Lines of data:
Start
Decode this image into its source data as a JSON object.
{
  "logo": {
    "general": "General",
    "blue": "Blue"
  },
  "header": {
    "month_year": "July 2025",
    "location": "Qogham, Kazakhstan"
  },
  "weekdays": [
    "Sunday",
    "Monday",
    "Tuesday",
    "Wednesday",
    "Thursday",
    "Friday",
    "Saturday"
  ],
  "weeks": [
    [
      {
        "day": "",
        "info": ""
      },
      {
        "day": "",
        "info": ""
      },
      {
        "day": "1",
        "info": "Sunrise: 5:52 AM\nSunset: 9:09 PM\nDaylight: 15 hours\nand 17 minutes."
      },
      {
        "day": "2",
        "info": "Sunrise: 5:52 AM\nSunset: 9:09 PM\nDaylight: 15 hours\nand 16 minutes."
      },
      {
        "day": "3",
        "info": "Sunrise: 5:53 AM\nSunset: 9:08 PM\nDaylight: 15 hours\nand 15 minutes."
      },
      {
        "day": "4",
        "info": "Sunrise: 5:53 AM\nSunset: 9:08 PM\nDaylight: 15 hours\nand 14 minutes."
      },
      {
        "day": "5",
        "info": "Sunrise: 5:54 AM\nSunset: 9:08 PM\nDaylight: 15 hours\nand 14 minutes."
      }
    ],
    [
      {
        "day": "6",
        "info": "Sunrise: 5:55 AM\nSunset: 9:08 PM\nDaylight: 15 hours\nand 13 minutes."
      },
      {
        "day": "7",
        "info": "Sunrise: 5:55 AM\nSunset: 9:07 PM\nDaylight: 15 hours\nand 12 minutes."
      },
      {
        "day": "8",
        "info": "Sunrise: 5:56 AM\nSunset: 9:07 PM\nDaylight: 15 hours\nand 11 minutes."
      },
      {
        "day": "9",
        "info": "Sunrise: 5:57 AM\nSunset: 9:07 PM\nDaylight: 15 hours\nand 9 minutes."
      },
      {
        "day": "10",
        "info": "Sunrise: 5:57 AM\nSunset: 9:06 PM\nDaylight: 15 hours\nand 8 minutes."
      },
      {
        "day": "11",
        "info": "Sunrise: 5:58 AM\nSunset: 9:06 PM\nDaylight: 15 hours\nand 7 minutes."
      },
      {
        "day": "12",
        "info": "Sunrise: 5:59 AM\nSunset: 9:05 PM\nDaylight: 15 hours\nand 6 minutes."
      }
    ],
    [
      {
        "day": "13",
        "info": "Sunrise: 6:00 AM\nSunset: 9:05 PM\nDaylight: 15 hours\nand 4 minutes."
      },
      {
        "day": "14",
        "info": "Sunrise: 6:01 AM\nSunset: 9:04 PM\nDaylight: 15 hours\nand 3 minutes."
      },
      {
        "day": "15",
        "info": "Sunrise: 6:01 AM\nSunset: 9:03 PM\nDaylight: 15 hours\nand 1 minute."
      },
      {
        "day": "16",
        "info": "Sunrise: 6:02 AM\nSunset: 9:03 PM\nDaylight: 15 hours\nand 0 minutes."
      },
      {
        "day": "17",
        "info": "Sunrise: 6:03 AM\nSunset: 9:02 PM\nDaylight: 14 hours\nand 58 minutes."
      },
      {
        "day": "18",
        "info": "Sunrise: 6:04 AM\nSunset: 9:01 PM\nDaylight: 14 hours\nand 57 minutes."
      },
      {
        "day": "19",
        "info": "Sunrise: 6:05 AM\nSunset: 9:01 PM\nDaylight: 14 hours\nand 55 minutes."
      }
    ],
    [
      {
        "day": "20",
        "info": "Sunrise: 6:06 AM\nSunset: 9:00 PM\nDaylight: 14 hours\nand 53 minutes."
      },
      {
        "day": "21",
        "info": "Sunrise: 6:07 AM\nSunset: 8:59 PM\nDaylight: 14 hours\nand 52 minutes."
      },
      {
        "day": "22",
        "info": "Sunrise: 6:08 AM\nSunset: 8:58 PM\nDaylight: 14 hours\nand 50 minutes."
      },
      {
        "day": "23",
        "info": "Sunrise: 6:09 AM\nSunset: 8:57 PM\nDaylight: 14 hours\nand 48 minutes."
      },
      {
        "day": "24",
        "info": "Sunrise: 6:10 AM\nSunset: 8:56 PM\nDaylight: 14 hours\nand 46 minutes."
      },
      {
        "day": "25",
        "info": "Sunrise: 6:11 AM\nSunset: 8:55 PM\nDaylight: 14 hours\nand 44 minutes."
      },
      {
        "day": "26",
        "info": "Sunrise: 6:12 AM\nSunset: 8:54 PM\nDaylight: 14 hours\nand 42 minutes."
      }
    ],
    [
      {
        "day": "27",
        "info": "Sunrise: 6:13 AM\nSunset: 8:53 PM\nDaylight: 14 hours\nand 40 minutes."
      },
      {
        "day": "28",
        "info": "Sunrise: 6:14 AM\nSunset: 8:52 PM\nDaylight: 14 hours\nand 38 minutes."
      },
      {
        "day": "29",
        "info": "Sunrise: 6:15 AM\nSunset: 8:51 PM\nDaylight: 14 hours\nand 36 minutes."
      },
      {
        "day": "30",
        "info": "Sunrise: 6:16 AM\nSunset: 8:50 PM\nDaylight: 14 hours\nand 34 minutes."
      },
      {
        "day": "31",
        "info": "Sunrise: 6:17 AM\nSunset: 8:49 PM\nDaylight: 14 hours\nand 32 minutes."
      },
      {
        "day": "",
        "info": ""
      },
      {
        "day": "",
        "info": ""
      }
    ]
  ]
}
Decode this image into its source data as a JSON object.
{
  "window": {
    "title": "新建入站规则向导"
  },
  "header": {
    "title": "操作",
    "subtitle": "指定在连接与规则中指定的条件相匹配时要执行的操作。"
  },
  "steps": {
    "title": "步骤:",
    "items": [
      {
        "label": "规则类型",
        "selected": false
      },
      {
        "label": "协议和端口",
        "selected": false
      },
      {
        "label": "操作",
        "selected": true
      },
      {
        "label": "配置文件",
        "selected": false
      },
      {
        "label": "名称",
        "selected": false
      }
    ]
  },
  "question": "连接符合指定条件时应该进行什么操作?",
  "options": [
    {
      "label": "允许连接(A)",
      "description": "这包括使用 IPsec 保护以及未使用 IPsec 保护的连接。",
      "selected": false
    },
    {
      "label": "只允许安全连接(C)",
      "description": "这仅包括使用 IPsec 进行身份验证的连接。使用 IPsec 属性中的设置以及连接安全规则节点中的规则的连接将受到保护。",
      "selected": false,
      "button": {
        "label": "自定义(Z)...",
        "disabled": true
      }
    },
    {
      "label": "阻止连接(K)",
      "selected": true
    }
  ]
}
End
• [Do this]: From the records above, extract everything verbatim.

• [The reply]:
Decode this image into its source data as a JSON object.
{
  "logo": {
    "general": "General",
    "blue": "Blue"
  },
  "header": {
    "month_year": "July 2025",
    "location": "Qogham, Kazakhstan"
  },
  "weekdays": [
    "Sunday",
    "Monday",
    "Tuesday",
    "Wednesday",
    "Thursday",
    "Friday",
    "Saturday"
  ],
  "weeks": [
    [
      {
        "day": "",
        "info": ""
      },
      {
        "day": "",
        "info": ""
      },
      {
        "day": "1",
        "info": "Sunrise: 5:52 AM\nSunset: 9:09 PM\nDaylight: 15 hours\nand 17 minutes."
      },
      {
        "day": "2",
        "info": "Sunrise: 5:52 AM\nSunset: 9:09 PM\nDaylight: 15 hours\nand 16 minutes."
      },
      {
        "day": "3",
        "info": "Sunrise: 5:53 AM\nSunset: 9:08 PM\nDaylight: 15 hours\nand 15 minutes."
      },
      {
        "day": "4",
        "info": "Sunrise: 5:53 AM\nSunset: 9:08 PM\nDaylight: 15 hours\nand 14 minutes."
      },
      {
        "day": "5",
        "info": "Sunrise: 5:54 AM\nSunset: 9:08 PM\nDaylight: 15 hours\nand 14 minutes."
      }
    ],
    [
      {
        "day": "6",
        "info": "Sunrise: 5:55 AM\nSunset: 9:08 PM\nDaylight: 15 hours\nand 13 minutes."
      },
      {
        "day": "7",
        "info": "Sunrise: 5:55 AM\nSunset: 9:07 PM\nDaylight: 15 hours\nand 12 minutes."
      },
      {
        "day": "8",
        "info": "Sunrise: 5:56 AM\nSunset: 9:07 PM\nDaylight: 15 hours\nand 11 minutes."
      },
      {
        "day": "9",
        "info": "Sunrise: 5:57 AM\nSunset: 9:07 PM\nDaylight: 15 hours\nand 9 minutes."
      },
      {
        "day": "10",
        "info": "Sunrise: 5:57 AM\nSunset: 9:06 PM\nDaylight: 15 hours\nand 8 minutes."
      },
      {
        "day": "11",
        "info": "Sunrise: 5:58 AM\nSunset: 9:06 PM\nDaylight: 15 hours\nand 7 minutes."
      },
      {
        "day": "12",
        "info": "Sunrise: 5:59 AM\nSunset: 9:05 PM\nDaylight: 15 hours\nand 6 minutes."
      }
    ],
    [
      {
        "day": "13",
        "info": "Sunrise: 6:00 AM\nSunset: 9:05 PM\nDaylight: 15 hours\nand 4 minutes."
      },
      {
        "day": "14",
        "info": "Sunrise: 6:01 AM\nSunset: 9:04 PM\nDaylight: 15 hours\nand 3 minutes."
      },
      {
        "day": "15",
        "info": "Sunrise: 6:01 AM\nSunset: 9:03 PM\nDaylight: 15 hours\nand 1 minute."
      },
      {
        "day": "16",
        "info": "Sunrise: 6:02 AM\nSunset: 9:03 PM\nDaylight: 15 hours\nand 0 minutes."
      },
      {
        "day": "17",
        "info": "Sunrise: 6:03 AM\nSunset: 9:02 PM\nDaylight: 14 hours\nand 58 minutes."
      },
      {
        "day": "18",
        "info": "Sunrise: 6:04 AM\nSunset: 9:01 PM\nDaylight: 14 hours\nand 57 minutes."
      },
      {
        "day": "19",
        "info": "Sunrise: 6:05 AM\nSunset: 9:01 PM\nDaylight: 14 hours\nand 55 minutes."
      }
    ],
    [
      {
        "day": "20",
        "info": "Sunrise: 6:06 AM\nSunset: 9:00 PM\nDaylight: 14 hours\nand 53 minutes."
      },
      {
        "day": "21",
        "info": "Sunrise: 6:07 AM\nSunset: 8:59 PM\nDaylight: 14 hours\nand 52 minutes."
      },
      {
        "day": "22",
        "info": "Sunrise: 6:08 AM\nSunset: 8:58 PM\nDaylight: 14 hours\nand 50 minutes."
      },
      {
        "day": "23",
        "info": "Sunrise: 6:09 AM\nSunset: 8:57 PM\nDaylight: 14 hours\nand 48 minutes."
      },
      {
        "day": "24",
        "info": "Sunrise: 6:10 AM\nSunset: 8:56 PM\nDaylight: 14 hours\nand 46 minutes."
      },
      {
        "day": "25",
        "info": "Sunrise: 6:11 AM\nSunset: 8:55 PM\nDaylight: 14 hours\nand 44 minutes."
      },
      {
        "day": "26",
        "info": "Sunrise: 6:12 AM\nSunset: 8:54 PM\nDaylight: 14 hours\nand 42 minutes."
      }
    ],
    [
      {
        "day": "27",
        "info": "Sunrise: 6:13 AM\nSunset: 8:53 PM\nDaylight: 14 hours\nand 40 minutes."
      },
      {
        "day": "28",
        "info": "Sunrise: 6:14 AM\nSunset: 8:52 PM\nDaylight: 14 hours\nand 38 minutes."
      },
      {
        "day": "29",
        "info": "Sunrise: 6:15 AM\nSunset: 8:51 PM\nDaylight: 14 hours\nand 36 minutes."
      },
      {
        "day": "30",
        "info": "Sunrise: 6:16 AM\nSunset: 8:50 PM\nDaylight: 14 hours\nand 34 minutes."
      },
      {
        "day": "31",
        "info": "Sunrise: 6:17 AM\nSunset: 8:49 PM\nDaylight: 14 hours\nand 32 minutes."
      },
      {
        "day": "",
        "info": ""
      },
      {
        "day": "",
        "info": ""
      }
    ]
  ]
}
Decode this image into its source data as a JSON object.
{
  "window": {
    "title": "新建入站规则向导"
  },
  "header": {
    "title": "操作",
    "subtitle": "指定在连接与规则中指定的条件相匹配时要执行的操作。"
  },
  "steps": {
    "title": "步骤:",
    "items": [
      {
        "label": "规则类型",
        "selected": false
      },
      {
        "label": "协议和端口",
        "selected": false
      },
      {
        "label": "操作",
        "selected": true
      },
      {
        "label": "配置文件",
        "selected": false
      },
      {
        "label": "名称",
        "selected": false
      }
    ]
  },
  "question": "连接符合指定条件时应该进行什么操作?",
  "options": [
    {
      "label": "允许连接(A)",
      "description": "这包括使用 IPsec 保护以及未使用 IPsec 保护的连接。",
      "selected": false
    },
    {
      "label": "只允许安全连接(C)",
      "description": "这仅包括使用 IPsec 进行身份验证的连接。使用 IPsec 属性中的设置以及连接安全规则节点中的规则的连接将受到保护。",
      "selected": false,
      "button": {
        "label": "自定义(Z)...",
        "disabled": true
      }
    },
    {
      "label": "阻止连接(K)",
      "selected": true
    }
  ]
}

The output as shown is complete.